> **Source text**:
For reasons largely beyond my control, I had to fly to Vientiane – not really for work, not really for travel, although kinda sorta for both of those things. I figured it would be good to get out of the city for a bit. My stay would be open-ended, but I booked a cheapish hotel and figured that even if it sucked, I’d be back in Bangkok on the weekend, just in time to see friends, have a nice night out. And I didn’t think it would suck – I’d been to Vientiane a few times before, and remembered it as a sleepy riverside town, someplace that might not be the most exciting, but had the advantage of good local beer, some nice crusty old French restaurants run by sweating Depardieu clones, a few nice little used bookstores – one of the mellower stops on the backpacker trail through Southeast Asia. It didn’t have the spiritual sublimity of Luang Prabang, with its ancient temples and streams of monks with their alms bowls in the morning, nor the party vibe of Vang Viang – the attractions of which, back in my day, were tubing down the river and doing shots of cobra-infused rice wine in the day, and magic mushrooms and DVDs of Friends at night – but it was a nice little small city.
And if you don’t understand the appeal of a hammer-and-sickle flag flying outside a crumbling French colonial villa as the tropical foliage grows ever thicker, you and I will never truly understand one another.
So I arrived in the evening rain looking forward to the getaway.
I spent the first few days getting to re-know the place. I’d seen the sights – the temples, the Haw Phra Kaew where there’s a sign pointing out where the jade buddha statue known as the Phra Kaew used to be before the Siamese looted it and brought it to Bangkok, where it remains a popular tourist attraction. I had gone to the National History Museum, to see the Lahu fabrics embroidered with images of bombs and helicopters, Buddha statuettes forged from the aluminum of downed American planes, pictures of fenceposts made from casings, the maps of the unspeakable UXO problem, my country’s attempt to annihilate the Ho Chi Minh Trail by ensuring that generations of children in Xiangkhouang Province would risk blowing their legs off on their way to school, the poorly reproduced photographs of jeunes communistes holding up signs saying “Là-bas Monsieur McNamara!” I figured I could just wander and see what was good.
I walked around, I went out. I went to a coffee tasting, as Lao coffees from the Bolaven Plateau are often quite fine. I befriended locals and expats alike, I ate with them and drank grotesque quantities of Beerlao and, if we were feeling fancy, a bit of the delightful Laodi rum, and had some damn good conversations.

> **Dataset extract**:
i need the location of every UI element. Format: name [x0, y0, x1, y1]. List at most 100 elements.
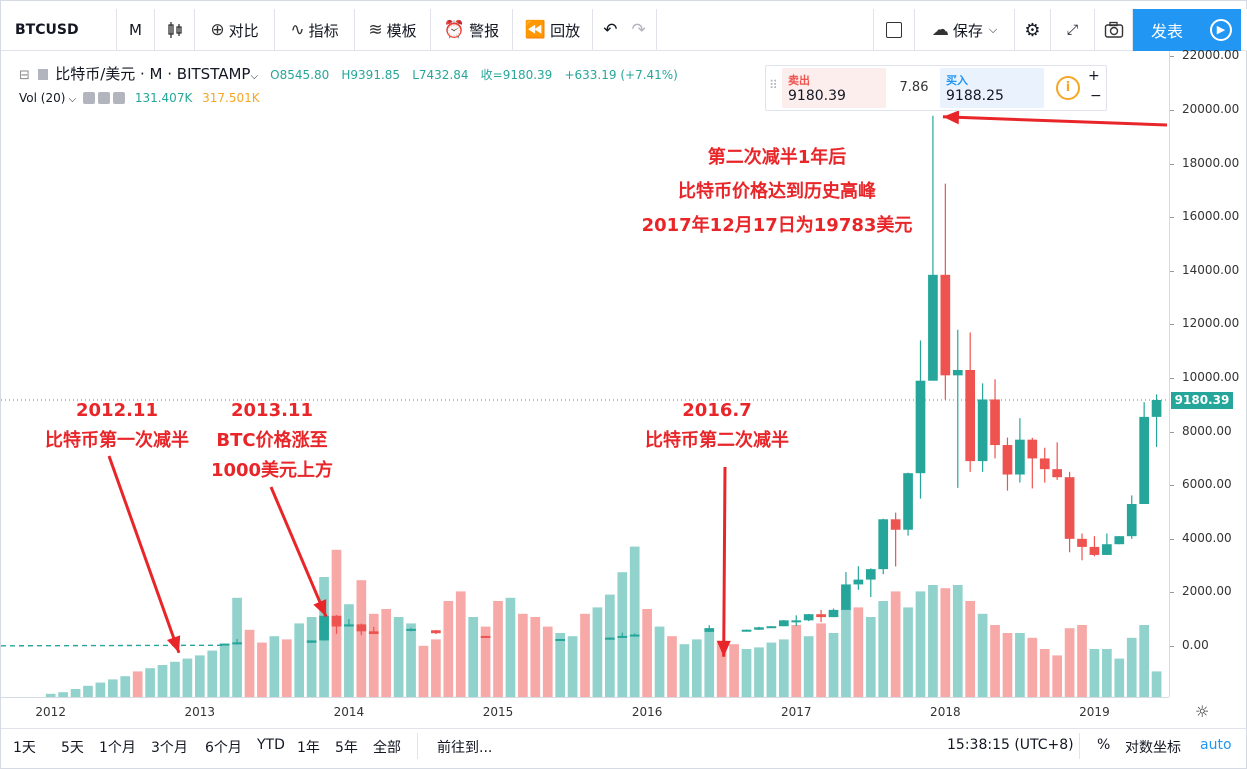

> **Exercise instructions**:
[1] Do these statements agree with the Vientiane account? Answer yes or no for each, and quote the exact words from the account that settle it. (a) The writer booked an expensive hotel for the stay. (b) The writer arrived in Vientiane in the evening rain. (c) The jade Buddha known as the Phra Kaew is still kept at the Haw Phra Kaew.
[2] Write the next part of the Vientiane account, picking up after its last sentence.

> **Per-task answers**:
[1]
(a) No: "I booked a cheapish hotel"
(b) Yes: "So I arrived in the evening rain looking forward to the getaway."
(c) No: "where the jade buddha statue known as the Phra Kaew used to be before the Siamese looted it and brought it to Bangkok"

[2]
The food of Laos remains a bit of a question mark. A walk down the downtown streets of Vientiane reveals far more Thai and Indian and Chinese and Italian and Korean and Vietnamese places and generic burger joints than Lao restaurants. Unfortunate, since the same people, speaking the same language, across the river in the Isan region of Thailand, make some of the best fucking food on earth. At the street stalls, most dishes, indeed, seem to be identical to their Thai versions, pad see iw and rat na and ubiquitous laap seem indistinguishable from what’s available in Thailand. The tam mak hung, their version of papaya salad, seems to be awfully similar to any som tam in Thailand. The jaew are indistinguishable from Thai nam phrik, the only major difference being that they’re still by necessity made by hand rather than industrially. And the backpacker’s favorite, the khao jee pa te, is really just a banh mi. The noodles are called pho and seem indistinguishable from the perfectly OK noodle soups found on streets throughout Southeast Asia.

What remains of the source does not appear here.